» **Your goal**
From the entries below, copy every line where the string "Protocol" appears.

-------

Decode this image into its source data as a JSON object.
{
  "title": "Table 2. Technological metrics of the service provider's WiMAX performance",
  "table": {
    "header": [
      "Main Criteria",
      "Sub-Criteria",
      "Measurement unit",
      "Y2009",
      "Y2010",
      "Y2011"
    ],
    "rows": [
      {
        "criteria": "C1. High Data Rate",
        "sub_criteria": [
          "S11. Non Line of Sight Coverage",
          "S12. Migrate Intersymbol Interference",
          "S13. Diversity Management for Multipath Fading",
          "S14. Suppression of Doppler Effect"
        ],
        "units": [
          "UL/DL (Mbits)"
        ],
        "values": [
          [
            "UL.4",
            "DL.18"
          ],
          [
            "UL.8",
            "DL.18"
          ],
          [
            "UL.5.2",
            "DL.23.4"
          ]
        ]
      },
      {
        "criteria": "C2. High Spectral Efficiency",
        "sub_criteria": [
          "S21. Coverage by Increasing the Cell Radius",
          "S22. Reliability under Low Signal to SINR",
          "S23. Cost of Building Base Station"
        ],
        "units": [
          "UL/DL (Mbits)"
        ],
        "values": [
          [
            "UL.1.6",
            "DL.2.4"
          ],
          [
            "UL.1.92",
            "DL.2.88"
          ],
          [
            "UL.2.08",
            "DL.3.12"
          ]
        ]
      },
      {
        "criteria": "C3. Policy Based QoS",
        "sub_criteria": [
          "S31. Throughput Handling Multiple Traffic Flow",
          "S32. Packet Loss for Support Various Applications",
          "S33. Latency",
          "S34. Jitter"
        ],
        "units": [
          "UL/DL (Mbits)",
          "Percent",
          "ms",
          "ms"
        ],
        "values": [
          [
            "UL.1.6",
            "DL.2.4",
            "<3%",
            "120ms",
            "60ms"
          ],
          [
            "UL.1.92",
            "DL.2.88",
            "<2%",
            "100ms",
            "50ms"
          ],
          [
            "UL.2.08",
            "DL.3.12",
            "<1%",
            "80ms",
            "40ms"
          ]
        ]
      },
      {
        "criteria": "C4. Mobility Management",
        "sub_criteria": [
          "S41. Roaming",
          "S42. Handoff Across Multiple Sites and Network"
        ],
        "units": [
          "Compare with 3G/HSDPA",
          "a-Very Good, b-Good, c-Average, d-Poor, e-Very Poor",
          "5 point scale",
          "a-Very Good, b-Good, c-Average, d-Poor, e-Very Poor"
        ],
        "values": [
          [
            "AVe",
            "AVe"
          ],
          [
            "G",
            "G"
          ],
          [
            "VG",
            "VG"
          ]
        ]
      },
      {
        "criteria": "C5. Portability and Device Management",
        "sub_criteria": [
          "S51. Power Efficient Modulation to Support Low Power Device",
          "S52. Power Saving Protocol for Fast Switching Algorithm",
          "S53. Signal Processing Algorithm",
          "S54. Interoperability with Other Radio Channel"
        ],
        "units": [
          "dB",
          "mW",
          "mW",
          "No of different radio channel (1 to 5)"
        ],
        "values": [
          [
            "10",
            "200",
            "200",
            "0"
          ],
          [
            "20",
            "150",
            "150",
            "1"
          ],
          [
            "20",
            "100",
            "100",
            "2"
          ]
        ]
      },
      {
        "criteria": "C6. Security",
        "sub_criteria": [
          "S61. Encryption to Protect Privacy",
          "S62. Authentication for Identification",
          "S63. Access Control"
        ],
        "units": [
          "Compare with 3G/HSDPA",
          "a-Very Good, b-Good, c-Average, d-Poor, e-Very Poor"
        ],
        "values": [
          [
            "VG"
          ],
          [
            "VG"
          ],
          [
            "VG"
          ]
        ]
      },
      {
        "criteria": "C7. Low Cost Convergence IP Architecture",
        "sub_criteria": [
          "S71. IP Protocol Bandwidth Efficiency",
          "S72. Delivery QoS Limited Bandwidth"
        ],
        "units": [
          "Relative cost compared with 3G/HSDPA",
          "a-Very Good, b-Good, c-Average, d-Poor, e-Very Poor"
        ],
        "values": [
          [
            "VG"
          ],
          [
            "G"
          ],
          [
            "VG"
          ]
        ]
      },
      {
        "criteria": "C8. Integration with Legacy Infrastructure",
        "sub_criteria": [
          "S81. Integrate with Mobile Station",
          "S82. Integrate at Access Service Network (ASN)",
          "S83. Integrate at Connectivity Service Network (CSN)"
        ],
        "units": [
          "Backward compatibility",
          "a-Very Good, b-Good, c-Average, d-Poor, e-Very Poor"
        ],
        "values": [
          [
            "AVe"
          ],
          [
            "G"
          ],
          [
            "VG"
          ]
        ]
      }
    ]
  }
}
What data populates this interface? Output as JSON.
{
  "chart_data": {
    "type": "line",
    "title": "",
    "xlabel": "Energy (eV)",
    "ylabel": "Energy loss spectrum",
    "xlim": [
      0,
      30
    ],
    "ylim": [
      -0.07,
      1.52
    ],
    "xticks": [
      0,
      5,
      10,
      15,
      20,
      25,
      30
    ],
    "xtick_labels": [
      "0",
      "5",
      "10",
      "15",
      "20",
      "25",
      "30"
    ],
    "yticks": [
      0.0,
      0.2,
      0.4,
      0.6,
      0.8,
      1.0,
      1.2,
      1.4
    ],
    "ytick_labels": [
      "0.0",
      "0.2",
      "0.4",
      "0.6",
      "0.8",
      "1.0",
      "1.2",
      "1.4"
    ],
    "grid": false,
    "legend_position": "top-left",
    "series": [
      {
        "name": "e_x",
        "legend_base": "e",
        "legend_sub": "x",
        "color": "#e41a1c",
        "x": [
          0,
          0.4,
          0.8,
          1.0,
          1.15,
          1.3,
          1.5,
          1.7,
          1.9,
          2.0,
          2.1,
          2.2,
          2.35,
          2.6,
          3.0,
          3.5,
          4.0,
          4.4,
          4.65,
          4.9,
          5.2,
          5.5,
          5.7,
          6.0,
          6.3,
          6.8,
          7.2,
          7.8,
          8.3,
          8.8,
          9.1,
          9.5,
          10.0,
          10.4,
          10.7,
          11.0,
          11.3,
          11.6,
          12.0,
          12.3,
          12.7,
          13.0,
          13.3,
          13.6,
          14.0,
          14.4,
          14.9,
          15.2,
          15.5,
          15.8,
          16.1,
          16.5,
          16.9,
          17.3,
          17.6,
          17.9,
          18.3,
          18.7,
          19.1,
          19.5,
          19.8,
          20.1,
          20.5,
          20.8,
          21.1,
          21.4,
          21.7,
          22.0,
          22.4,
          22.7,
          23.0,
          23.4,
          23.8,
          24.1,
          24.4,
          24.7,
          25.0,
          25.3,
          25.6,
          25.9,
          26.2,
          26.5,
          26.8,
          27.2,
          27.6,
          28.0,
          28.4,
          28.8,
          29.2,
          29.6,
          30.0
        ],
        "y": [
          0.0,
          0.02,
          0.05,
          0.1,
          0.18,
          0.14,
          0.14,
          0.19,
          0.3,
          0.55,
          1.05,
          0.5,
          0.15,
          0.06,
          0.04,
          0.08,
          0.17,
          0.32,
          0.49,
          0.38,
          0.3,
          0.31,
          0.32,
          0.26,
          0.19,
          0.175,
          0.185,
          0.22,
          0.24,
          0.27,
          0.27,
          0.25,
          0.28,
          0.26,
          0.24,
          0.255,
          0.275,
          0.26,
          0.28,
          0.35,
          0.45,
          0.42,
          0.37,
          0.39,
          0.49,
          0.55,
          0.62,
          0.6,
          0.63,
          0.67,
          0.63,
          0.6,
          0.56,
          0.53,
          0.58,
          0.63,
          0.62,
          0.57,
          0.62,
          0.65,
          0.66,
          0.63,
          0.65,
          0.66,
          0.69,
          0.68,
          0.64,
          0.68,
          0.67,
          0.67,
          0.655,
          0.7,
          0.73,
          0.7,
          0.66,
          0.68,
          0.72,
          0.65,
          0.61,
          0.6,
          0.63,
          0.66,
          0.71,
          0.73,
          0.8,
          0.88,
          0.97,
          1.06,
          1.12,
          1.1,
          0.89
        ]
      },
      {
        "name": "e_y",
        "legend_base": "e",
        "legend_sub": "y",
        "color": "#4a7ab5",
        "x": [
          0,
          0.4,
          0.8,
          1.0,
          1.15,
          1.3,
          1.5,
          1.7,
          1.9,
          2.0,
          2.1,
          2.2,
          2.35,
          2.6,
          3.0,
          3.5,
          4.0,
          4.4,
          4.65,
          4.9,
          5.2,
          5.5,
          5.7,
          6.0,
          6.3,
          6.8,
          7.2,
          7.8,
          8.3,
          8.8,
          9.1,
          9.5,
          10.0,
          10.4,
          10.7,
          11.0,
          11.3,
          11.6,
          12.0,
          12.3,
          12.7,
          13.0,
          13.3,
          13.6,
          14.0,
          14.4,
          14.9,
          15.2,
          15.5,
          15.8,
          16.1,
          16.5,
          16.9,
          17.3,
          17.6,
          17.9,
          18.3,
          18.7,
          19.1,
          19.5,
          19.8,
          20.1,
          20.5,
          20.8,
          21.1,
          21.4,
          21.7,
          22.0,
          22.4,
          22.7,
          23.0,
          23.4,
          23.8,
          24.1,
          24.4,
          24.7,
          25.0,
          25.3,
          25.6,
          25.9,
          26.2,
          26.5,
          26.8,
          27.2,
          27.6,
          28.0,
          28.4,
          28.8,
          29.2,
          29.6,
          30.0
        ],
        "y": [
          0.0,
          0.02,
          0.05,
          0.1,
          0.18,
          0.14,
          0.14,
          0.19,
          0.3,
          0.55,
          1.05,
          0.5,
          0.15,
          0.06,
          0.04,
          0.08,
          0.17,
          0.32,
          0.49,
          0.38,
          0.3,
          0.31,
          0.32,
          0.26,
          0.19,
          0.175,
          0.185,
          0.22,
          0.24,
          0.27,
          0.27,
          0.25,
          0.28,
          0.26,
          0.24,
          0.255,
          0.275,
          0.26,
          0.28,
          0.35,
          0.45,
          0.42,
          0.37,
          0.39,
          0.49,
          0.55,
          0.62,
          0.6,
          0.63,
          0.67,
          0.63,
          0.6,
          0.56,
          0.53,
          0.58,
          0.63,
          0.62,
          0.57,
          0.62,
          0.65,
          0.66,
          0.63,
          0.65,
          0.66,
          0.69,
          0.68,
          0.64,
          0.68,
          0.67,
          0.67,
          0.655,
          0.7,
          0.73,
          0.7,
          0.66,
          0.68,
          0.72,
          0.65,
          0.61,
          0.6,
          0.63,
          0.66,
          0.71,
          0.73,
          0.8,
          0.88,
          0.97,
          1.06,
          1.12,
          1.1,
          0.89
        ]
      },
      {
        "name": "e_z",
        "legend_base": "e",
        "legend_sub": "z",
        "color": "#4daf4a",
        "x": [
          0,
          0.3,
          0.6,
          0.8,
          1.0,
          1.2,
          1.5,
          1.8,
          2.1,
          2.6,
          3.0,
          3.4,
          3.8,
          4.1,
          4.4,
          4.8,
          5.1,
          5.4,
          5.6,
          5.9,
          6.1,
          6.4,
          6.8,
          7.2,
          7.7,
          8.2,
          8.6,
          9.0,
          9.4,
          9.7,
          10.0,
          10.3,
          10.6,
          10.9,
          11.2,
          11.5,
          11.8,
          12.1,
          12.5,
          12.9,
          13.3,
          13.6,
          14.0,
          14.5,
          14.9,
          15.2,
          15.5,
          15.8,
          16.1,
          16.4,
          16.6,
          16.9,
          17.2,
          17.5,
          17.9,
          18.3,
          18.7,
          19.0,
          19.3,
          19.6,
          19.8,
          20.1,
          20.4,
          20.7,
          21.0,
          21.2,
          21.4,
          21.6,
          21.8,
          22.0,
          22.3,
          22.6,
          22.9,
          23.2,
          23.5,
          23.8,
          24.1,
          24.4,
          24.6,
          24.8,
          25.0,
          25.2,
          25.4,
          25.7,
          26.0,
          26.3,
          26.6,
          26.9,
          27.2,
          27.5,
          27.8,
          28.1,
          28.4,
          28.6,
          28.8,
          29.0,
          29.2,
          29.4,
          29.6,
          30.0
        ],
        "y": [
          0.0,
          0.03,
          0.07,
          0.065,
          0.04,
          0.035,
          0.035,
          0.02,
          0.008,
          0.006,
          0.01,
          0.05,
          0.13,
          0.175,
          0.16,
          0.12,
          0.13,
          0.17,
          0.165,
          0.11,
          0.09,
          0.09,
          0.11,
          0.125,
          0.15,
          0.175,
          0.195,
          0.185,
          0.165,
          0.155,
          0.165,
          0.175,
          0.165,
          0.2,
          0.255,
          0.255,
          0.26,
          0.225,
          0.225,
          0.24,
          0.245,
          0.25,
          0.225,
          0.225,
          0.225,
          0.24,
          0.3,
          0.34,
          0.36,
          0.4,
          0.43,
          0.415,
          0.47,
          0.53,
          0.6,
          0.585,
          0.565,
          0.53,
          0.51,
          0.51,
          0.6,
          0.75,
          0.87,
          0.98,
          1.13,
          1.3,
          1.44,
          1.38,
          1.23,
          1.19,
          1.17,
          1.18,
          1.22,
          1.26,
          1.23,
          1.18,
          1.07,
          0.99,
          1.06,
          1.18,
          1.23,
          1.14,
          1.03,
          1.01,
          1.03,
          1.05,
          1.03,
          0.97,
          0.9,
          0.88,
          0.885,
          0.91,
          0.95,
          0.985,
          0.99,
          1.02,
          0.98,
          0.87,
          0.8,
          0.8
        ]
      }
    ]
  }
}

-------

» **Correct output**
          "S52. Power Saving Protocol for Fast Switching Algorithm",
          "S71. IP Protocol Bandwidth Efficiency",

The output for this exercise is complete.